RECORDS:
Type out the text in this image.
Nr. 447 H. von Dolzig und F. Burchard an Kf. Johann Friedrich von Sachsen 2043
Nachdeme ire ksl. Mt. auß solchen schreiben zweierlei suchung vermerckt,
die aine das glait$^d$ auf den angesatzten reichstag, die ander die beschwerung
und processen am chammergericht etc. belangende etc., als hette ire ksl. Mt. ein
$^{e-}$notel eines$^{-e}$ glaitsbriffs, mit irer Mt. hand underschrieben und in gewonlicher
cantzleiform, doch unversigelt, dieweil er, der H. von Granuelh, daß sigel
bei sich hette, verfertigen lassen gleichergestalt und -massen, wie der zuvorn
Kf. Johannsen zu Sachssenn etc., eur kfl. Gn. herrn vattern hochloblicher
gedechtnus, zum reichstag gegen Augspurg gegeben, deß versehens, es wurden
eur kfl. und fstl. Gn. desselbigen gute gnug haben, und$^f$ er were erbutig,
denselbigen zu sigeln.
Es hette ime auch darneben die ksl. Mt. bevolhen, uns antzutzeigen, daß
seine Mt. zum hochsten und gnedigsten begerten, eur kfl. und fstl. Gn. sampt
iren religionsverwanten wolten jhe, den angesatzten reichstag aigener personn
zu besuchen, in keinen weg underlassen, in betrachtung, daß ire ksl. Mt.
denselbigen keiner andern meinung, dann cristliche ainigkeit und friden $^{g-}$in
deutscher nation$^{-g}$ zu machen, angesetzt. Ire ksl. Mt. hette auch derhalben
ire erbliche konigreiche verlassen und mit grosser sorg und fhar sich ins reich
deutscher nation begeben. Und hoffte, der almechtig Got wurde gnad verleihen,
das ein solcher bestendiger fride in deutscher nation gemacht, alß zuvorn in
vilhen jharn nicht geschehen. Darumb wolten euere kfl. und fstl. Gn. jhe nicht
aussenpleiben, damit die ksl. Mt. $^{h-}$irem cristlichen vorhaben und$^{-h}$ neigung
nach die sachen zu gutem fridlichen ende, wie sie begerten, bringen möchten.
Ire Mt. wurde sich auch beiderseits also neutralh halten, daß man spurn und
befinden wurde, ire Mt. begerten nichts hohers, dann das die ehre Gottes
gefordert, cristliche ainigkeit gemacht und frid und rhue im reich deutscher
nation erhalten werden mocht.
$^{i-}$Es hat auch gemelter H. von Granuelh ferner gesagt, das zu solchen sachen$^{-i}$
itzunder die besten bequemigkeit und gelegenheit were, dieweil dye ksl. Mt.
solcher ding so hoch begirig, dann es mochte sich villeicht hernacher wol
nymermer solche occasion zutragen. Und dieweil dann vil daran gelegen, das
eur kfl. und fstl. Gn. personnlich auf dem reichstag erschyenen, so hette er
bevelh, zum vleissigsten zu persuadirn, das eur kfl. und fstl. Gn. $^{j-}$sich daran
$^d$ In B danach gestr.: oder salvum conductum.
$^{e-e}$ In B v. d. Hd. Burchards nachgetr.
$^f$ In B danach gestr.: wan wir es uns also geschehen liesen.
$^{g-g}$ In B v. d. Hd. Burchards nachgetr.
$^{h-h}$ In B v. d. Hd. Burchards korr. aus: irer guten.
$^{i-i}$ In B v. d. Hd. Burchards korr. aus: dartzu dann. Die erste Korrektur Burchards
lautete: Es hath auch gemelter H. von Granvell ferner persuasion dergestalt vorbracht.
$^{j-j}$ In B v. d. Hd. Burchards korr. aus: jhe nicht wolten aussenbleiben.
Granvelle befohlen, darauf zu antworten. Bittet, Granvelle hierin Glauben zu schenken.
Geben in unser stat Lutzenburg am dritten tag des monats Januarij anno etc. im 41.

DIRECTIONS: Output each record exactly, leaving nothing out.

CORRECT OUTPUT:
Type out the text in this image.
Nr. 447 H. von Dolzig und F. Burchard an Kf. Johann Friedrich von Sachsen 2043
Nachdeme ire ksl. Mt. auß solchen schreiben zweierlei suchung vermerckt,
die aine das glait$^d$ auf den angesatzten reichstag, die ander die beschwerung
und processen am chammergericht etc. belangende etc., als hette ire ksl. Mt. ein
$^{e-}$notel eines$^{-e}$ glaitsbriffs, mit irer Mt. hand underschrieben und in gewonlicher
cantzleiform, doch unversigelt, dieweil er, der H. von Granuelh, daß sigel
bei sich hette, verfertigen lassen gleichergestalt und -massen, wie der zuvorn
Kf. Johannsen zu Sachssenn etc., eur kfl. Gn. herrn vattern hochloblicher
gedechtnus, zum reichstag gegen Augspurg gegeben, deß versehens, es wurden
eur kfl. und fstl. Gn. desselbigen gute gnug haben, und$^f$ er were erbutig,
denselbigen zu sigeln.
Es hette ime auch darneben die ksl. Mt. bevolhen, uns antzutzeigen, daß
seine Mt. zum hochsten und gnedigsten begerten, eur kfl. und fstl. Gn. sampt
iren religionsverwanten wolten jhe, den angesatzten reichstag aigener personn
zu besuchen, in keinen weg underlassen, in betrachtung, daß ire ksl. Mt.
denselbigen keiner andern meinung, dann cristliche ainigkeit und friden $^{g-}$in
deutscher nation$^{-g}$ zu machen, angesetzt. Ire ksl. Mt. hette auch derhalben
ire erbliche konigreiche verlassen und mit grosser sorg und fhar sich ins reich
deutscher nation begeben. Und hoffte, der almechtig Got wurde gnad verleihen,
das ein solcher bestendiger fride in deutscher nation gemacht, alß zuvorn in
vilhen jharn nicht geschehen. Darumb wolten euere kfl. und fstl. Gn. jhe nicht
aussenpleiben, damit die ksl. Mt. $^{h-}$irem cristlichen vorhaben und$^{-h}$ neigung
nach die sachen zu gutem fridlichen ende, wie sie begerten, bringen möchten.
Ire Mt. wurde sich auch beiderseits also neutralh halten, daß man spurn und
befinden wurde, ire Mt. begerten nichts hohers, dann das die ehre Gottes
gefordert, cristliche ainigkeit gemacht und frid und rhue im reich deutscher
nation erhalten werden mocht.
$^{i-}$Es hat auch gemelter H. von Granuelh ferner gesagt, das zu solchen sachen$^{-i}$
itzunder die besten bequemigkeit und gelegenheit were, dieweil dye ksl. Mt.
solcher ding so hoch begirig, dann es mochte sich villeicht hernacher wol
nymermer solche occasion zutragen. Und dieweil dann vil daran gelegen, das
eur kfl. und fstl. Gn. personnlich auf dem reichstag erschyenen, so hette er
bevelh, zum vleissigsten zu persuadirn, das eur kfl. und fstl. Gn. $^{j-}$sich daran
$^d$ In B danach gestr.: oder salvum conductum.
$^{e-e}$ In B v. d. Hd. Burchards nachgetr.
$^f$ In B danach gestr.: wan wir es uns also geschehen liesen.
$^{g-g}$ In B v. d. Hd. Burchards nachgetr.
$^{h-h}$ In B v. d. Hd. Burchards korr. aus: irer guten.
$^{i-i}$ In B v. d. Hd. Burchards korr. aus: dartzu dann. Die erste Korrektur Burchards
lautete: Es hath auch gemelter H. von Granvell ferner persuasion dergestalt vorbracht.
$^{j-j}$ In B v. d. Hd. Burchards korr. aus: jhe nicht wolten aussenbleiben.
Granvelle befohlen, darauf zu antworten. Bittet, Granvelle hierin Glauben zu schenken.
Geben in unser stat Lutzenburg am dritten tag des monats Januarij anno etc. im 41.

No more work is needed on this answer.